Stored items from a collection:
- - -
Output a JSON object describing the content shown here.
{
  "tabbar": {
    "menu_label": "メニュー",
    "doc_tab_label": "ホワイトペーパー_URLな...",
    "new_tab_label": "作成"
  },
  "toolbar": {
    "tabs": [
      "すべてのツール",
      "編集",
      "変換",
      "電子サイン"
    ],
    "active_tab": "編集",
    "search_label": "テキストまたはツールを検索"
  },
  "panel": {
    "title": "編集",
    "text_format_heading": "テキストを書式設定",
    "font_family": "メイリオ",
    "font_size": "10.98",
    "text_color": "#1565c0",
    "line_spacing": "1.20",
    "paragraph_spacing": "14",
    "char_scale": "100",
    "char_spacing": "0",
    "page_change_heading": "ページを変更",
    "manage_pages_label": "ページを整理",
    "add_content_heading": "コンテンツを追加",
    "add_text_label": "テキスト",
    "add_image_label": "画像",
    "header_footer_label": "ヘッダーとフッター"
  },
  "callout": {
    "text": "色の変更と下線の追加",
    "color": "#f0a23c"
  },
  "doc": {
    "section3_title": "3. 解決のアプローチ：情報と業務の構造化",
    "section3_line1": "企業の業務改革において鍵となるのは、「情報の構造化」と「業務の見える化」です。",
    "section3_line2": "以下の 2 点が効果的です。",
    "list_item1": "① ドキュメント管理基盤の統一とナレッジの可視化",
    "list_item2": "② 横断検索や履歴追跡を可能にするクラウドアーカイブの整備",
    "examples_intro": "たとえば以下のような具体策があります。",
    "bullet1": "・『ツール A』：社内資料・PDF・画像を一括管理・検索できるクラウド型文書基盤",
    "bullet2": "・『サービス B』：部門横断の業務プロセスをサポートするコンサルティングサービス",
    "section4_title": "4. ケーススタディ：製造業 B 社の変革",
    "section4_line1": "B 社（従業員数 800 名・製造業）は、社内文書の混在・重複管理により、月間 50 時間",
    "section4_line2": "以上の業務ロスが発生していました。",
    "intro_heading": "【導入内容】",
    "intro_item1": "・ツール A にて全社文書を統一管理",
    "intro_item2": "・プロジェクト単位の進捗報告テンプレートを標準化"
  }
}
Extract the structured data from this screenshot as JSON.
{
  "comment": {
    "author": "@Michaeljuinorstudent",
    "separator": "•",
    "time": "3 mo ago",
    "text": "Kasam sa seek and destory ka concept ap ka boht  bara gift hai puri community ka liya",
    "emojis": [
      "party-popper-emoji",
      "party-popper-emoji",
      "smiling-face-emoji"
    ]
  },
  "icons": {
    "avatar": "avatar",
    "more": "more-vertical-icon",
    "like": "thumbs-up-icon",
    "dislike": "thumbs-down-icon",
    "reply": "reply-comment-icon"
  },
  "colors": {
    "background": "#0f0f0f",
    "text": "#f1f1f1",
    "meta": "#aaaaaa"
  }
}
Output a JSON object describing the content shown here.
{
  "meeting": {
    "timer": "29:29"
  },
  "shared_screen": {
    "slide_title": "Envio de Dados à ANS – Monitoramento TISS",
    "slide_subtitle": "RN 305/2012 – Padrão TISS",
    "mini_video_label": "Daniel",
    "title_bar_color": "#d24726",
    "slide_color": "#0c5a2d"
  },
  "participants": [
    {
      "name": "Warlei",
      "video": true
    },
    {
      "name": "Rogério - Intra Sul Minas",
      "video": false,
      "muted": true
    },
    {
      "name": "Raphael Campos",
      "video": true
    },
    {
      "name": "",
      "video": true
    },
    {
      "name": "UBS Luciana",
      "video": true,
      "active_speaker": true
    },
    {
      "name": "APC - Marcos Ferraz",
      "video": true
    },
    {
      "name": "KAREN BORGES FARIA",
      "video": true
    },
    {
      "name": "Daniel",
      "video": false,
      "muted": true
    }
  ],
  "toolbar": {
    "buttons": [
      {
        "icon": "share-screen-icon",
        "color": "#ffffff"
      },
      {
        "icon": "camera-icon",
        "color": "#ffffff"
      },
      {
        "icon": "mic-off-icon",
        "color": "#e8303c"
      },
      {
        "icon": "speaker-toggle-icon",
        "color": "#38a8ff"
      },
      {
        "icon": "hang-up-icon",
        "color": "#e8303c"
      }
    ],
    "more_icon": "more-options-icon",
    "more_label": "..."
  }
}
- - -
■ **Stated task**
Repeat back the data above, exact to the last character.

■ **Task answer**
Output a JSON object describing the content shown here.
{
  "tabbar": {
    "menu_label": "メニュー",
    "doc_tab_label": "ホワイトペーパー_URLな...",
    "new_tab_label": "作成"
  },
  "toolbar": {
    "tabs": [
      "すべてのツール",
      "編集",
      "変換",
      "電子サイン"
    ],
    "active_tab": "編集",
    "search_label": "テキストまたはツールを検索"
  },
  "panel": {
    "title": "編集",
    "text_format_heading": "テキストを書式設定",
    "font_family": "メイリオ",
    "font_size": "10.98",
    "text_color": "#1565c0",
    "line_spacing": "1.20",
    "paragraph_spacing": "14",
    "char_scale": "100",
    "char_spacing": "0",
    "page_change_heading": "ページを変更",
    "manage_pages_label": "ページを整理",
    "add_content_heading": "コンテンツを追加",
    "add_text_label": "テキスト",
    "add_image_label": "画像",
    "header_footer_label": "ヘッダーとフッター"
  },
  "callout": {
    "text": "色の変更と下線の追加",
    "color": "#f0a23c"
  },
  "doc": {
    "section3_title": "3. 解決のアプローチ：情報と業務の構造化",
    "section3_line1": "企業の業務改革において鍵となるのは、「情報の構造化」と「業務の見える化」です。",
    "section3_line2": "以下の 2 点が効果的です。",
    "list_item1": "① ドキュメント管理基盤の統一とナレッジの可視化",
    "list_item2": "② 横断検索や履歴追跡を可能にするクラウドアーカイブの整備",
    "examples_intro": "たとえば以下のような具体策があります。",
    "bullet1": "・『ツール A』：社内資料・PDF・画像を一括管理・検索できるクラウド型文書基盤",
    "bullet2": "・『サービス B』：部門横断の業務プロセスをサポートするコンサルティングサービス",
    "section4_title": "4. ケーススタディ：製造業 B 社の変革",
    "section4_line1": "B 社（従業員数 800 名・製造業）は、社内文書の混在・重複管理により、月間 50 時間",
    "section4_line2": "以上の業務ロスが発生していました。",
    "intro_heading": "【導入内容】",
    "intro_item1": "・ツール A にて全社文書を統一管理",
    "intro_item2": "・プロジェクト単位の進捗報告テンプレートを標準化"
  }
}
Extract the structured data from this screenshot as JSON.
{
  "comment": {
    "author": "@Michaeljuinorstudent",
    "separator": "•",
    "time": "3 mo ago",
    "text": "Kasam sa seek and destory ka concept ap ka boht  bara gift hai puri community ka liya",
    "emojis": [
      "party-popper-emoji",
      "party-popper-emoji",
      "smiling-face-emoji"
    ]
  },
  "icons": {
    "avatar": "avatar",
    "more": "more-vertical-icon",
    "like": "thumbs-up-icon",
    "dislike": "thumbs-down-icon",
    "reply": "reply-comment-icon"
  },
  "colors": {
    "background": "#0f0f0f",
    "text": "#f1f1f1",
    "meta": "#aaaaaa"
  }
}
Output a JSON object describing the content shown here.
{
  "meeting": {
    "timer": "29:29"
  },
  "shared_screen": {
    "slide_title": "Envio de Dados à ANS – Monitoramento TISS",
    "slide_subtitle": "RN 305/2012 – Padrão TISS",
    "mini_video_label": "Daniel",
    "title_bar_color": "#d24726",
    "slide_color": "#0c5a2d"
  },
  "participants": [
    {
      "name": "Warlei",
      "video": true
    },
    {
      "name": "Rogério - Intra Sul Minas",
      "video": false,
      "muted": true
    },
    {
      "name": "Raphael Campos",
      "video": true
    },
    {
      "name": "",
      "video": true
    },
    {
      "name": "UBS Luciana",
      "video": true,
      "active_speaker": true
    },
    {
      "name": "APC - Marcos Ferraz",
      "video": true
    },
    {
      "name": "KAREN BORGES FARIA",
      "video": true
    },
    {
      "name": "Daniel",
      "video": false,
      "muted": true
    }
  ],
  "toolbar": {
    "buttons": [
      {
        "icon": "share-screen-icon",
        "color": "#ffffff"
      },
      {
        "icon": "camera-icon",
        "color": "#ffffff"
      },
      {
        "icon": "mic-off-icon",
        "color": "#e8303c"
      },
      {
        "icon": "speaker-toggle-icon",
        "color": "#38a8ff"
      },
      {
        "icon": "hang-up-icon",
        "color": "#e8303c"
      }
    ],
    "more_icon": "more-options-icon",
    "more_label": "..."
  }
}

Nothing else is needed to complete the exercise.